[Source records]
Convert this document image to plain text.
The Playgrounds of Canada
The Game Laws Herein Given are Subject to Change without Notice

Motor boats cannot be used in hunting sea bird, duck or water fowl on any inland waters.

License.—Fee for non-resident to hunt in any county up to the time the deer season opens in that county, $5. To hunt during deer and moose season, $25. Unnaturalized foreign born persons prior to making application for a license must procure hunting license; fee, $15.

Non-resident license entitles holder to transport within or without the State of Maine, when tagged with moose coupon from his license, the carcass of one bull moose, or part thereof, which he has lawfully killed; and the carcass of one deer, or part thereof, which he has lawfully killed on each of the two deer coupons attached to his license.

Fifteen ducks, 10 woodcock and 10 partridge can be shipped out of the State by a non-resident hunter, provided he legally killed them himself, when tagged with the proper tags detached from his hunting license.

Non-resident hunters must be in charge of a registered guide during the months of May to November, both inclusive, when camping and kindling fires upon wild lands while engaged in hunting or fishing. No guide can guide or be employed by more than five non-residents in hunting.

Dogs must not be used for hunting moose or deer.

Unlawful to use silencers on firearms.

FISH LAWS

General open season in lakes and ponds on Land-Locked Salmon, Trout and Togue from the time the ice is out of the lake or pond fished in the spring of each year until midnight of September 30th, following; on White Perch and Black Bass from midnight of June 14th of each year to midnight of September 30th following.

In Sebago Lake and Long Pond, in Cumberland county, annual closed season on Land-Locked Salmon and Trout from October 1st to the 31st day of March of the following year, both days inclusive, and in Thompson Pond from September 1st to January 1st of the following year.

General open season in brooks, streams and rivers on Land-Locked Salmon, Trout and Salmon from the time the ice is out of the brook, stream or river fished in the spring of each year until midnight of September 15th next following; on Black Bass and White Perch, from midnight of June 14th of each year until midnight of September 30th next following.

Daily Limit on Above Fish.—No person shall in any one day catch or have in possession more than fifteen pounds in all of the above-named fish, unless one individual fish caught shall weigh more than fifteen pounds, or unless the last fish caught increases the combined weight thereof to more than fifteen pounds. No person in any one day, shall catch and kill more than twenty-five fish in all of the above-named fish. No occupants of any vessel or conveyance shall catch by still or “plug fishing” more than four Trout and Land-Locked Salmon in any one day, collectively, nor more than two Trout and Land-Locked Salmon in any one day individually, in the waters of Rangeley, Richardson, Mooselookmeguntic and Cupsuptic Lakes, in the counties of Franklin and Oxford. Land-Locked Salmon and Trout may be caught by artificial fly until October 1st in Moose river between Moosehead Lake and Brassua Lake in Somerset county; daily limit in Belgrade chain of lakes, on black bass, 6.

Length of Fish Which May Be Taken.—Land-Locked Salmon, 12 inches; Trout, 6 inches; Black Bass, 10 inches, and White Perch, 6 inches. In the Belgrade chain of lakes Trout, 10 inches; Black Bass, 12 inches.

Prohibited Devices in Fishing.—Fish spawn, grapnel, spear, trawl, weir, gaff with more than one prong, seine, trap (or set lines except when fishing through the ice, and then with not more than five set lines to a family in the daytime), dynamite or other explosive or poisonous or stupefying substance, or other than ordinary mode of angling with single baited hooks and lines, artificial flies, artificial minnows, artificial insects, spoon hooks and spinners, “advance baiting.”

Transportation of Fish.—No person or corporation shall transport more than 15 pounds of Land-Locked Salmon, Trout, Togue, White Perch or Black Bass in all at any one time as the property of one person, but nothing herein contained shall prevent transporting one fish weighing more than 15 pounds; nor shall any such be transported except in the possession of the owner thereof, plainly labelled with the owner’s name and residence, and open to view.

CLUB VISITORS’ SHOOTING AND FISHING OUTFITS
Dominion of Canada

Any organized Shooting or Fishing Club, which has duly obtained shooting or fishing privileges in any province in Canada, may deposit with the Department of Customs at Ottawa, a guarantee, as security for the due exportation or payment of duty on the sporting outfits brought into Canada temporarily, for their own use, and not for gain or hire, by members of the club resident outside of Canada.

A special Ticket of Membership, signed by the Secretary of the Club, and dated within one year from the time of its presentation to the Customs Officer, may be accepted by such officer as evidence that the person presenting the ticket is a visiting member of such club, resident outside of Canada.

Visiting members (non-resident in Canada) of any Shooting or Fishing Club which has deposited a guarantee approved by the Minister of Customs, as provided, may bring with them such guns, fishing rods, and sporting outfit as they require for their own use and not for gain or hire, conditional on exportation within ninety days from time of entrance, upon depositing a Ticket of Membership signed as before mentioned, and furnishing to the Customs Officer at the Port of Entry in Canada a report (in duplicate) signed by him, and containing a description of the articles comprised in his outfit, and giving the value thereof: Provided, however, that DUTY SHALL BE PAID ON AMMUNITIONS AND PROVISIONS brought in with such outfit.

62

#### What is required
Check each line of the records above for the string "without", and report every line that has it.

#### Response to this task
The Game Laws Herein Given are Subject to Change without Notice
Non-resident license entitles holder to transport within or without the State of Maine, when tagged with moose coupon from his license, the carcass of one bull moose, or part thereof, which he has lawfully killed; and the carcass of one deer, or part thereof, which he has lawfully killed on each of the two deer coupons attached to his license.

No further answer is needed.